#### Set exercise
Out of the lines in this data, how many include "John"? Give the number and nothing else.

#### Source data
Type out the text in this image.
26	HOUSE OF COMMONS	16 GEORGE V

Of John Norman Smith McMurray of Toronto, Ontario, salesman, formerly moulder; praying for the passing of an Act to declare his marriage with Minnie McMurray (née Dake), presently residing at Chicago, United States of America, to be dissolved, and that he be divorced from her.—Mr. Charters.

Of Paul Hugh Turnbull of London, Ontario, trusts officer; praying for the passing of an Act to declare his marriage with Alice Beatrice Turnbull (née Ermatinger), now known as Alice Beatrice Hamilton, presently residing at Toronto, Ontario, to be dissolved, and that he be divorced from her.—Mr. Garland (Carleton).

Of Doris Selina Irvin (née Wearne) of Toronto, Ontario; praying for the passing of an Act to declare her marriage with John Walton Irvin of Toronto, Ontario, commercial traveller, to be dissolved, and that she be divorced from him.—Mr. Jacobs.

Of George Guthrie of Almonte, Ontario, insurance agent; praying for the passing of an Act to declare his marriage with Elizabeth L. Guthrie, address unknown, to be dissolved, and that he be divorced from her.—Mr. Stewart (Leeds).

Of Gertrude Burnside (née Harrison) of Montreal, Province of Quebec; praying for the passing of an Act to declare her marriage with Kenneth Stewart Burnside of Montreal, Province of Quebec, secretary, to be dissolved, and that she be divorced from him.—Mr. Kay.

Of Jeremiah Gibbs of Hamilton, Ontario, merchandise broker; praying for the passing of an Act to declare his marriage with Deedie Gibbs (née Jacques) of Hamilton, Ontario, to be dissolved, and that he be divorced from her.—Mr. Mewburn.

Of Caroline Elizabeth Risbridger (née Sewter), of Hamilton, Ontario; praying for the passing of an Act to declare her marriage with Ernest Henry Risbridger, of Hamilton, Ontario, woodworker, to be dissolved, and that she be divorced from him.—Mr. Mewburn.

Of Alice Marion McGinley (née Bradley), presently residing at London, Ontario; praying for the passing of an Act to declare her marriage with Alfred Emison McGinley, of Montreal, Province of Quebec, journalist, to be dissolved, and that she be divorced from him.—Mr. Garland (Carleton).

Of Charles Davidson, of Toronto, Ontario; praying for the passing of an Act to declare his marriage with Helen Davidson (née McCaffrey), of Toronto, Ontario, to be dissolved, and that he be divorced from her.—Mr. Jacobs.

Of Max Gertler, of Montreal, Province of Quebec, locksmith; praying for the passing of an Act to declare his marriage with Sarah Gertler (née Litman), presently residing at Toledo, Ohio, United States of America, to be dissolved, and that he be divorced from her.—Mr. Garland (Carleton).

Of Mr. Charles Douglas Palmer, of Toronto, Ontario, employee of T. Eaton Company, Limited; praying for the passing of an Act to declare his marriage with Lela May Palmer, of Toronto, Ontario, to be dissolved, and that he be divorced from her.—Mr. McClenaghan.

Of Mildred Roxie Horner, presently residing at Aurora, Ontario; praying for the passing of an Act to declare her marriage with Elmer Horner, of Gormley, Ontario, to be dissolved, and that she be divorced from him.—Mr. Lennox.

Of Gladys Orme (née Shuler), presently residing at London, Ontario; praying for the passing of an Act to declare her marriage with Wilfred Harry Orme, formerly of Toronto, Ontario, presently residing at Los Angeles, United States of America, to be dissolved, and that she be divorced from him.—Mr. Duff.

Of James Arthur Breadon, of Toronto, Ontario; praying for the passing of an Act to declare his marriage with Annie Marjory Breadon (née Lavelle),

#### Finished exercise
2